- 選んだ本文
----

5.自己(じこ)憐憫(れんびん)を避ける

  感受性の強い、簡単に傷つきやすい人たちが、最も自己(じこ)憐憫(れんびん)に陥りやすいということが分かっています。感受性とは同情してあげることのできる能力であって、この心の奥深いところを感じる能力が、実際には、他の人のために用いられるよう神が備えてくださったものであるということに気づくまでは、この能力が備えられた人はいつも愚痴(ぐち)っぽく惨(みじ)めで、泣き言、不平を洩(も)らしてばかりいる人という風に見られているかもしれません。

自己憐憫は、些細(ささい)なことを大仰(おおぎょう)に、ちょっとした不都合を非常な災難にという具合に次第に大げさに感情を支配していきます。セルインは、男女を問わず自己憐憫にとりつかれた人を次のようにたとえています。
彼らは大変な身体の病(やまい)に苦しむ人たちでごったがえした病院の病棟を通り過ぎるとき、どんなに苦しんでいる人たちを目のあたりにしても、相変わらず自分の軽い頭痛に愚痴をこぼしながら病院を後にすることのできる人であると。
彼らの人生の生き方に共通した傾向は、思考においても情緒においても、人生観が全般に悲観的で、すべてが、それ一色に染まってしまっているということです。暑ければ寒いのがいい、寒ければ暑いのがいいという具合に、すべての出来事の悪い面を見つけるには早く、見つけることができないと、作り上げたりもしてしまうのです。

----

保存済みの記録:
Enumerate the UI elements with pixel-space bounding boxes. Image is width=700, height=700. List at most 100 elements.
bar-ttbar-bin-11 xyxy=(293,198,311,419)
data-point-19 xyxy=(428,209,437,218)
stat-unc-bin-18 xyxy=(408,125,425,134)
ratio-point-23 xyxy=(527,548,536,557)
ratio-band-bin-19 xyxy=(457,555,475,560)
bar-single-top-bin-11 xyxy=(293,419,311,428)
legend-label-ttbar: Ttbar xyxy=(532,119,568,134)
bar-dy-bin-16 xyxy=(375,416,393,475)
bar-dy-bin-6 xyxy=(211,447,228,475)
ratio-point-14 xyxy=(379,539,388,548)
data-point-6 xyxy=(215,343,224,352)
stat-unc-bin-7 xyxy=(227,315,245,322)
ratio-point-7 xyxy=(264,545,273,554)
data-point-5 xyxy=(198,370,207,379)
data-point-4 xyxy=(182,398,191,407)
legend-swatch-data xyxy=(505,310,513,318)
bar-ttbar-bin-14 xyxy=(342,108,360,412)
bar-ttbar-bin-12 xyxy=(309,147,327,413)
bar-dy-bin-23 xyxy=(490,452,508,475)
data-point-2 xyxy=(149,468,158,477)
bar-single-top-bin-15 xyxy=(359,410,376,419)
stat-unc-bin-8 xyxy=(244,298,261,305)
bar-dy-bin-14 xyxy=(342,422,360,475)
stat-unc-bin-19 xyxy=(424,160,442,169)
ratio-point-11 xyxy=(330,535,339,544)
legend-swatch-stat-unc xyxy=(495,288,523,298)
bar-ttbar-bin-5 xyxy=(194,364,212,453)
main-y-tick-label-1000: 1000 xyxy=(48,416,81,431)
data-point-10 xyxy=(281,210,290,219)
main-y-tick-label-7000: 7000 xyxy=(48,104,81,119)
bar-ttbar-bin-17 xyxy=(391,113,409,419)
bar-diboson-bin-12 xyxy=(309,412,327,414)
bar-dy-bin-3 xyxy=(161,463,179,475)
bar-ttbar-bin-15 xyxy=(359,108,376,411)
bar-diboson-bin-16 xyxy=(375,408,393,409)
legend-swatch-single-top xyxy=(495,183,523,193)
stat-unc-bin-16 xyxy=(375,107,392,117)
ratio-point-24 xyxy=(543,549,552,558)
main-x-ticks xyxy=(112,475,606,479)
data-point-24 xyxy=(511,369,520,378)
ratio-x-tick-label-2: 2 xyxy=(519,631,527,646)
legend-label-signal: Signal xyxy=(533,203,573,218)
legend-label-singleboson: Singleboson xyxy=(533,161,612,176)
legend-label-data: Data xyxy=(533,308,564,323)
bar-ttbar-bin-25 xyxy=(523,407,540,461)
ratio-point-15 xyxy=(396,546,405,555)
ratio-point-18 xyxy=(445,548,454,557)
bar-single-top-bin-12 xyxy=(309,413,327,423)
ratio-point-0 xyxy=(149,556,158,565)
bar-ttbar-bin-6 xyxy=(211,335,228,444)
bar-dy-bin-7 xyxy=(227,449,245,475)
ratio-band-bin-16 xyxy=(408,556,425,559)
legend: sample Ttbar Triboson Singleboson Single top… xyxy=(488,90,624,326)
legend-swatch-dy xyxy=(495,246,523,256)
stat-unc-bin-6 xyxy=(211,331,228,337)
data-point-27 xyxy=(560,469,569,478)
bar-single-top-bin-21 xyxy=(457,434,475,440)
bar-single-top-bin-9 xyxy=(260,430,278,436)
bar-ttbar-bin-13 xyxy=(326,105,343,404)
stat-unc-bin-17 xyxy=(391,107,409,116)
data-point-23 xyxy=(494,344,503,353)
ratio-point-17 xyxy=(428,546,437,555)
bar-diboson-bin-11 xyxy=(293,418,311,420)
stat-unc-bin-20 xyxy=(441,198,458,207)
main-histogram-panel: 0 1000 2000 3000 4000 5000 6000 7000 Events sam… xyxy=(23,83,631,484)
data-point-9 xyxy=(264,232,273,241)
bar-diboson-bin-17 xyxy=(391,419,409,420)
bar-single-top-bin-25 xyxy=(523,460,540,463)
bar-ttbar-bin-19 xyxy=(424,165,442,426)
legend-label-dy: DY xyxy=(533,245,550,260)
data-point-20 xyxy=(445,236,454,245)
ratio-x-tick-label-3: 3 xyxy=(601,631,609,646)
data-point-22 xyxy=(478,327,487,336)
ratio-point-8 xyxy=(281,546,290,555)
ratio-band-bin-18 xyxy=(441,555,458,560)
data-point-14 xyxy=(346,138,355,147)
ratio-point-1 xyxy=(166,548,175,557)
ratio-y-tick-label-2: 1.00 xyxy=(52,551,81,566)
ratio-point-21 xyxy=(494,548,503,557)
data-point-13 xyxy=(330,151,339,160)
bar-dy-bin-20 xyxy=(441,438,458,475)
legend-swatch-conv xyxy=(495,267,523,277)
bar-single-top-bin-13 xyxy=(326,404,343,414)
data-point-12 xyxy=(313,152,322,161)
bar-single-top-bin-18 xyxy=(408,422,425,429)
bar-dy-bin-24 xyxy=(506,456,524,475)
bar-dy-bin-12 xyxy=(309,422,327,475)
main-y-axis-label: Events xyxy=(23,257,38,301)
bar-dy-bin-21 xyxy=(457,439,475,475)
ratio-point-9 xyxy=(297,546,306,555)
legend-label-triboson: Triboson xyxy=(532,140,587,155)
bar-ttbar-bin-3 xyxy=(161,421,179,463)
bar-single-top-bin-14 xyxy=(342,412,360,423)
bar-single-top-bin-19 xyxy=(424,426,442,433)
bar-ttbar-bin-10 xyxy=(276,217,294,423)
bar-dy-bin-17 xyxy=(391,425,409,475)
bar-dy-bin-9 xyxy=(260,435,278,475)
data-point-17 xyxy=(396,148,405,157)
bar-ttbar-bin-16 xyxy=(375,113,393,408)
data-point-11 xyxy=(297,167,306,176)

----

- 作業項目 1
自己憐憫についての本文によると、自己憐憫に最も陥りやすいのはどのような人たちか。
- 作業項目 2
自己憐憫についての本文を、最後の文の後から書き進めてください。

- 回答欄 1
感受性の強い、簡単に傷つきやすい人たち。

- 回答欄 2
   果たして、自己憐憫を克服することはできるのでしょうか。セルインによれば、情緒という言葉は、外への動きを示唆しており、したがって、憐憫は本来、他の人に向けられるべき憐れみの感情なのです。愛に飢え乾き、多くの人たちが憐れみを求めているこの世にあって、外に向けるべく備えられた憐れみが内側、すなわち自分に向けられ自己憐憫になってしまっているとしたら、私たちは間違った方向に導かれているということで、キリストに目を留め、キリストの例に倣(なら)っていないということになるので注意しなくてはならないのです。

   自己憐憫を克服する秘訣は、神と、神の御子(みこ)イエス・キリストに焦点の置かれた心にあるのです。王の王なる方に仕えることによって、あなたの感受性を他の人への同情と憐れみの心へと利他的に向けていくとき、だれか他の人の重荷のために人肌脱ぐことから溢れ出る喜びを味わうことになるでしょう。